» Job
Look through the lines below and state how many hold the word "Avalanche". Write only the number.

================================

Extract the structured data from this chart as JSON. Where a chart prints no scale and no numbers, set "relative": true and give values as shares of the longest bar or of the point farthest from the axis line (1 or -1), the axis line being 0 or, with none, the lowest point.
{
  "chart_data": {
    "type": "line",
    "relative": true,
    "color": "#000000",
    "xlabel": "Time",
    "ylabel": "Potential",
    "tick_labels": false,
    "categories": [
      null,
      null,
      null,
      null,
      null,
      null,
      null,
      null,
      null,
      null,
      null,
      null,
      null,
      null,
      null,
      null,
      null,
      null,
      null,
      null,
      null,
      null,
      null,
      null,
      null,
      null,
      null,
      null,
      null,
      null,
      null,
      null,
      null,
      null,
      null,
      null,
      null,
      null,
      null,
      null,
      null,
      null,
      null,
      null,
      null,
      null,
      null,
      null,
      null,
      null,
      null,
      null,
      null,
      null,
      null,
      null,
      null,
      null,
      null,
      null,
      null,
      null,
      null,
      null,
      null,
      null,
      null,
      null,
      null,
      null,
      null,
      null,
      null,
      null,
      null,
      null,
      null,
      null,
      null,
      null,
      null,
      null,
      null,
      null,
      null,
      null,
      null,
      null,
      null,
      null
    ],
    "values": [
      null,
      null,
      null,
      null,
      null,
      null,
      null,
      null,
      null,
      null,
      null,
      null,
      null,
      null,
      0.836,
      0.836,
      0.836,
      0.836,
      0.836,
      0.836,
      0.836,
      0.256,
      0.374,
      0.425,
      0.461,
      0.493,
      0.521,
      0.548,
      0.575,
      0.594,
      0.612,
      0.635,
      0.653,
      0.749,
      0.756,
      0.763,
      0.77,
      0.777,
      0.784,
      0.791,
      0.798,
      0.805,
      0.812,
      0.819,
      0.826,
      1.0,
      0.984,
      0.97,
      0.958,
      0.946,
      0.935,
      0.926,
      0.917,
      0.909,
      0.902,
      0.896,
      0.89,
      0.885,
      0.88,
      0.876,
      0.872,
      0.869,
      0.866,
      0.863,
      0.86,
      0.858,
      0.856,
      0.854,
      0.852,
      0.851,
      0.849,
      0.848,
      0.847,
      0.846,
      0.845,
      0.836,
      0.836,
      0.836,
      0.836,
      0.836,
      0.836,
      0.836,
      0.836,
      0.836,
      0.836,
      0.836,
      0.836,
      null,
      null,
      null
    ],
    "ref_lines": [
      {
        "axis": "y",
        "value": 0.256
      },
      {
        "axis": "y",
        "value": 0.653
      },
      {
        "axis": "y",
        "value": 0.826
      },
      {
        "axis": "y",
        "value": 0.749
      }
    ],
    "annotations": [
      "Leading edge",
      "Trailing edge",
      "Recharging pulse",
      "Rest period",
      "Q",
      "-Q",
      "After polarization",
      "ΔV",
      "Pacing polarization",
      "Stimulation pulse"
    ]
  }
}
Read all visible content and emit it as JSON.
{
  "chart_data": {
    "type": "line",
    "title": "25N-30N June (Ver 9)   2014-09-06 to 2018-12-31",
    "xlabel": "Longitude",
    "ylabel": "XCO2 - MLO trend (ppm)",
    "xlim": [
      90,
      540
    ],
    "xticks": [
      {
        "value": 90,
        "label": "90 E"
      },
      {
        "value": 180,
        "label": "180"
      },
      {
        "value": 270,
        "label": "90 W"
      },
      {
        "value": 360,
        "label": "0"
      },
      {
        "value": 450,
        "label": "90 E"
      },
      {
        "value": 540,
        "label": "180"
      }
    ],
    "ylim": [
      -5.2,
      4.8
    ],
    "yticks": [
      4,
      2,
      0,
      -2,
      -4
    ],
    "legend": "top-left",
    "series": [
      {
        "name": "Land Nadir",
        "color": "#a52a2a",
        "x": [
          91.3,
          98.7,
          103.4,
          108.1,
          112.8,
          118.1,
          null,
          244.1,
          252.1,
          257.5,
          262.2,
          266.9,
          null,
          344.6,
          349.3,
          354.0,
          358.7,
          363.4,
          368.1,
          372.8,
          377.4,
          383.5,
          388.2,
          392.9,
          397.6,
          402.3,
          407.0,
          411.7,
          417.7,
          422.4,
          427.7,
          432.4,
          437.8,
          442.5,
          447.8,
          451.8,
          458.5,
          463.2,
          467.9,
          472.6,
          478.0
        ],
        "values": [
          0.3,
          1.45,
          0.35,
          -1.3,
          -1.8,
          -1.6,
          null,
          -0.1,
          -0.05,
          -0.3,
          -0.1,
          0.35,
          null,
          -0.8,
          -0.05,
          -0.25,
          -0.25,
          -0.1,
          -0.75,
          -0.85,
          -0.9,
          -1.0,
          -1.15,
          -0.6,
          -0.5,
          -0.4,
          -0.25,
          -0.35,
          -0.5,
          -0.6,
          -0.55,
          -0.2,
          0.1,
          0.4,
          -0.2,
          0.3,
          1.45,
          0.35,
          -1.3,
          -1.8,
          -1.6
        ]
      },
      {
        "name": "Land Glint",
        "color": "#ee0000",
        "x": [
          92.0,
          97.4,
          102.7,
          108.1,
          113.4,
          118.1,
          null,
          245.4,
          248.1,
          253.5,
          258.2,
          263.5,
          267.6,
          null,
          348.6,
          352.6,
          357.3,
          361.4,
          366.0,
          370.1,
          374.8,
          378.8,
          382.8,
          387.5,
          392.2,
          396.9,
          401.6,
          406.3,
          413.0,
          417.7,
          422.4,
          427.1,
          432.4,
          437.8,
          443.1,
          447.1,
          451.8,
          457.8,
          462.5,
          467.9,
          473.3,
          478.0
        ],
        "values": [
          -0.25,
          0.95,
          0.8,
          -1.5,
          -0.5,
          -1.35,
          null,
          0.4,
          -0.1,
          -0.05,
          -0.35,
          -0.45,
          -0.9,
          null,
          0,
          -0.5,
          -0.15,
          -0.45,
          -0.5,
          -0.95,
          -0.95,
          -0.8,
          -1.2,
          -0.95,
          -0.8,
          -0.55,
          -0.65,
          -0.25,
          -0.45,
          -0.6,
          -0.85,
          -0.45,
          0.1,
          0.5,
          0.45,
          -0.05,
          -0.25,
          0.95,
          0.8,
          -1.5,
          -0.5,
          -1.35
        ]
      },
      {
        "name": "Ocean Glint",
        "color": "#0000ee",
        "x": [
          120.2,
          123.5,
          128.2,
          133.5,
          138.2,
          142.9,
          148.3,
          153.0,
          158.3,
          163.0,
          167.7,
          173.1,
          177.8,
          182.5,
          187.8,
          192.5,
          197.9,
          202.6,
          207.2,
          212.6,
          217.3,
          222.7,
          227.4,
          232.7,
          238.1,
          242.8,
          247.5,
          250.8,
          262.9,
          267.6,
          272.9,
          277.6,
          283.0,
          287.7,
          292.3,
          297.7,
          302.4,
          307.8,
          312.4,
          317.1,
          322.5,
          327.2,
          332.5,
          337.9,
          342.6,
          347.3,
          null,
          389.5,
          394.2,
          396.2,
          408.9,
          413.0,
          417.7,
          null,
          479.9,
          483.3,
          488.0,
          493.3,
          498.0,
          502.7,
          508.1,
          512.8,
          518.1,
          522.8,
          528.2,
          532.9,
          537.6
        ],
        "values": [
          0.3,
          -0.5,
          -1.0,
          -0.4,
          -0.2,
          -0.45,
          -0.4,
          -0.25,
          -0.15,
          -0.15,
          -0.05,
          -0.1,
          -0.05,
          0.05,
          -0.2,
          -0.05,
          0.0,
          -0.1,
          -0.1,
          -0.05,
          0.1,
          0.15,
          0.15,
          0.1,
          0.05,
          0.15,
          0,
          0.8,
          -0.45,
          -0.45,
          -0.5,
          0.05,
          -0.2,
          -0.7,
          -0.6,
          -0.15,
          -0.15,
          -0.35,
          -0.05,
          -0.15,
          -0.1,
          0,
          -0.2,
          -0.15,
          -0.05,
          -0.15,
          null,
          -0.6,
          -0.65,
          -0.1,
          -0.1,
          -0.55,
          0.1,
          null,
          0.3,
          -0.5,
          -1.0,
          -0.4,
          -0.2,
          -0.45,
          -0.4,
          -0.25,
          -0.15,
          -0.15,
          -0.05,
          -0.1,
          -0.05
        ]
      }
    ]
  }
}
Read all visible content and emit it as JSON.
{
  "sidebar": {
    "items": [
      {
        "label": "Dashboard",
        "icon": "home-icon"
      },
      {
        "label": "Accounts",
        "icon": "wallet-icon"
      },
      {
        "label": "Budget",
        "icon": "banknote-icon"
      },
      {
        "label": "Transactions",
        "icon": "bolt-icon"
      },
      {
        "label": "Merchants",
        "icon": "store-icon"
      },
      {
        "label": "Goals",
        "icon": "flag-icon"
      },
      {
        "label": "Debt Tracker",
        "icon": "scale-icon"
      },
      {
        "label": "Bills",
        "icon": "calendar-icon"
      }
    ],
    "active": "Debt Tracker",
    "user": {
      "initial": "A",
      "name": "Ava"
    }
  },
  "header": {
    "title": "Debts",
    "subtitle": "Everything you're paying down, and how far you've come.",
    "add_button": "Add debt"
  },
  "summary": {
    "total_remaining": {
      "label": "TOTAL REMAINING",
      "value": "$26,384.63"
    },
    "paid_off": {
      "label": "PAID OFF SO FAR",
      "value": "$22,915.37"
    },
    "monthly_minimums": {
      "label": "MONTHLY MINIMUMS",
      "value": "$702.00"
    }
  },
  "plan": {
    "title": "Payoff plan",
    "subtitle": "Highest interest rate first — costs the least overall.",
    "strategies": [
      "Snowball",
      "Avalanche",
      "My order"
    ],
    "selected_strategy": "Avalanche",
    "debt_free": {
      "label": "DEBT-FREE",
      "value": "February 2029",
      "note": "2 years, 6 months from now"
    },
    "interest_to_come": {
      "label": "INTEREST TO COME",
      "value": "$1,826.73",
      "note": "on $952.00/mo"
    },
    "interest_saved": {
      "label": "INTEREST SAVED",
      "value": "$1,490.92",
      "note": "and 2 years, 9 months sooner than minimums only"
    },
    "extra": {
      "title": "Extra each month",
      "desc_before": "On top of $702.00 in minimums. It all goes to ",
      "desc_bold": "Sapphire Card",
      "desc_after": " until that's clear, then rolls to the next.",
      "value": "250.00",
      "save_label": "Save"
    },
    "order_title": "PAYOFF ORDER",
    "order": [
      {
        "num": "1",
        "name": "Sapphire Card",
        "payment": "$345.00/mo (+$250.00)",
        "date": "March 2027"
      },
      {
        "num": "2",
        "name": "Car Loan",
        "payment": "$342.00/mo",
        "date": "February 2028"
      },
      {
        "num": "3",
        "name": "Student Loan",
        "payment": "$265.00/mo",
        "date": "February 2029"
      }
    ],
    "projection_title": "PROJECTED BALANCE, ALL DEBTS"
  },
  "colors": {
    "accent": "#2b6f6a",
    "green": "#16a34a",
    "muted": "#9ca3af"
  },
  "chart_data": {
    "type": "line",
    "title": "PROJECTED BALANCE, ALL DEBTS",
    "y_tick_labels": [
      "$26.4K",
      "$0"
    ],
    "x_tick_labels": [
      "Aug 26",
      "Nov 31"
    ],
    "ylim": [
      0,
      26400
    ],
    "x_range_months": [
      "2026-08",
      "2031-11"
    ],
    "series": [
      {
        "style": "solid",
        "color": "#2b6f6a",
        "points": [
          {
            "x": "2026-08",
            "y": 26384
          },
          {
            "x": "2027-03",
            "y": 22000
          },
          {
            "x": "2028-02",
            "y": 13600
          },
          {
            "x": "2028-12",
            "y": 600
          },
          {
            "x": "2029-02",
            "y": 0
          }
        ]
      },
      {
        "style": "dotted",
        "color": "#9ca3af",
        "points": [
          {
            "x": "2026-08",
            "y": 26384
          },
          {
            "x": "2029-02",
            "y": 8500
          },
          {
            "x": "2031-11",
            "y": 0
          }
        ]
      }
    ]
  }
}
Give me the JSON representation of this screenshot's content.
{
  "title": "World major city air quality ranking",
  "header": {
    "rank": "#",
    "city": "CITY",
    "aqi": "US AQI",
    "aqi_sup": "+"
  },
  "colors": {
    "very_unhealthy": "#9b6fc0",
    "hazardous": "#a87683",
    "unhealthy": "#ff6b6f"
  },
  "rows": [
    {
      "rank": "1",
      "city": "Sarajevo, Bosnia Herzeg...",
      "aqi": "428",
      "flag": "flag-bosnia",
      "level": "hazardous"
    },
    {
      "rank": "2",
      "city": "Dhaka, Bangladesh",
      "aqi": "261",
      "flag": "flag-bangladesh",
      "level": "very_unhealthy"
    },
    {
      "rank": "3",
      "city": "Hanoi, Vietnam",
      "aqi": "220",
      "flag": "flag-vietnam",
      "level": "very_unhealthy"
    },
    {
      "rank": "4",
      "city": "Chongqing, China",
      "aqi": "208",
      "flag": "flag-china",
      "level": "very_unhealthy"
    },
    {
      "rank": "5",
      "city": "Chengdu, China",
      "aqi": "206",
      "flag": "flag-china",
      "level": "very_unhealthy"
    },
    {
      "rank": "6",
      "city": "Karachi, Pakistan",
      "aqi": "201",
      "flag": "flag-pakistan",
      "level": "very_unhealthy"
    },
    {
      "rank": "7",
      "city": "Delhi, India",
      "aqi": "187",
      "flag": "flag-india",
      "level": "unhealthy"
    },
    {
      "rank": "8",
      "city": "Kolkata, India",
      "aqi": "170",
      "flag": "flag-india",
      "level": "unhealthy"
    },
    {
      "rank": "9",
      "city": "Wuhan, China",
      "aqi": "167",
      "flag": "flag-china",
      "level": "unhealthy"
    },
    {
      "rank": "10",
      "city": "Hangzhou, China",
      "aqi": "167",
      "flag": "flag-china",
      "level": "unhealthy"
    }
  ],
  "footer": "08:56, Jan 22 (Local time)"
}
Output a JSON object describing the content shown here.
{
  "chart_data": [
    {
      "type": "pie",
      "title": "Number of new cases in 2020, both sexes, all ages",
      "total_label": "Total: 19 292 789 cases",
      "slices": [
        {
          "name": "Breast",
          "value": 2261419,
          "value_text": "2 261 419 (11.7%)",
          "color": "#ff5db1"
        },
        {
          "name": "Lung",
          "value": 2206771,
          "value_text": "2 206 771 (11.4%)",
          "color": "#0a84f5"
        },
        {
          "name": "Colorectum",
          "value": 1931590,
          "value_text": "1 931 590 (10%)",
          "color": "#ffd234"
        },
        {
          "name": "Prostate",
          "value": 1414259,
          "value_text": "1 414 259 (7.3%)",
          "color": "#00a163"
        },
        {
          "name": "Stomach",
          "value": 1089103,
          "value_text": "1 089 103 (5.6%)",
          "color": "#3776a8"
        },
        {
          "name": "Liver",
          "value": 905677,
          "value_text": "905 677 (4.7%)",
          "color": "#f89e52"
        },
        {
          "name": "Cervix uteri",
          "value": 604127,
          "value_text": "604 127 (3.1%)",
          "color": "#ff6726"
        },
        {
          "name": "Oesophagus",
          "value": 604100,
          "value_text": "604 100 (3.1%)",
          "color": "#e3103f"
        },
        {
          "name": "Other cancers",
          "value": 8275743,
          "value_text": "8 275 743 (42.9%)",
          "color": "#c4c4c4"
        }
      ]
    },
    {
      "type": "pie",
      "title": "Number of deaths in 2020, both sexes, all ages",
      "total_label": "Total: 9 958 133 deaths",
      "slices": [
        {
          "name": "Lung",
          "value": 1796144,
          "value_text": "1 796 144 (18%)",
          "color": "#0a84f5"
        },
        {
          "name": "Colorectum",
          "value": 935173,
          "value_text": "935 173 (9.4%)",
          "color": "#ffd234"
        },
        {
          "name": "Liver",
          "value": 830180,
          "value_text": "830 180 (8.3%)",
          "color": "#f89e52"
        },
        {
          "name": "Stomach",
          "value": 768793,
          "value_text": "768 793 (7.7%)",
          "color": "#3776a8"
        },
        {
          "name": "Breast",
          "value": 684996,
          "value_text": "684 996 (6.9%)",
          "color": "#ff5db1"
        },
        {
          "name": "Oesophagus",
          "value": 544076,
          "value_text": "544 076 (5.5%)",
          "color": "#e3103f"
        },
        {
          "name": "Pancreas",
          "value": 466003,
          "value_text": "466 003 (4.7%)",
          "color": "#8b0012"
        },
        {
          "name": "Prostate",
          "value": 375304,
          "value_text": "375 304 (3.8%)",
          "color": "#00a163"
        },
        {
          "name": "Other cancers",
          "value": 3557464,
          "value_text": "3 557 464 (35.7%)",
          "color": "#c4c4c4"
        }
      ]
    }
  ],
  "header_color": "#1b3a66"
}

================================

» Final result
2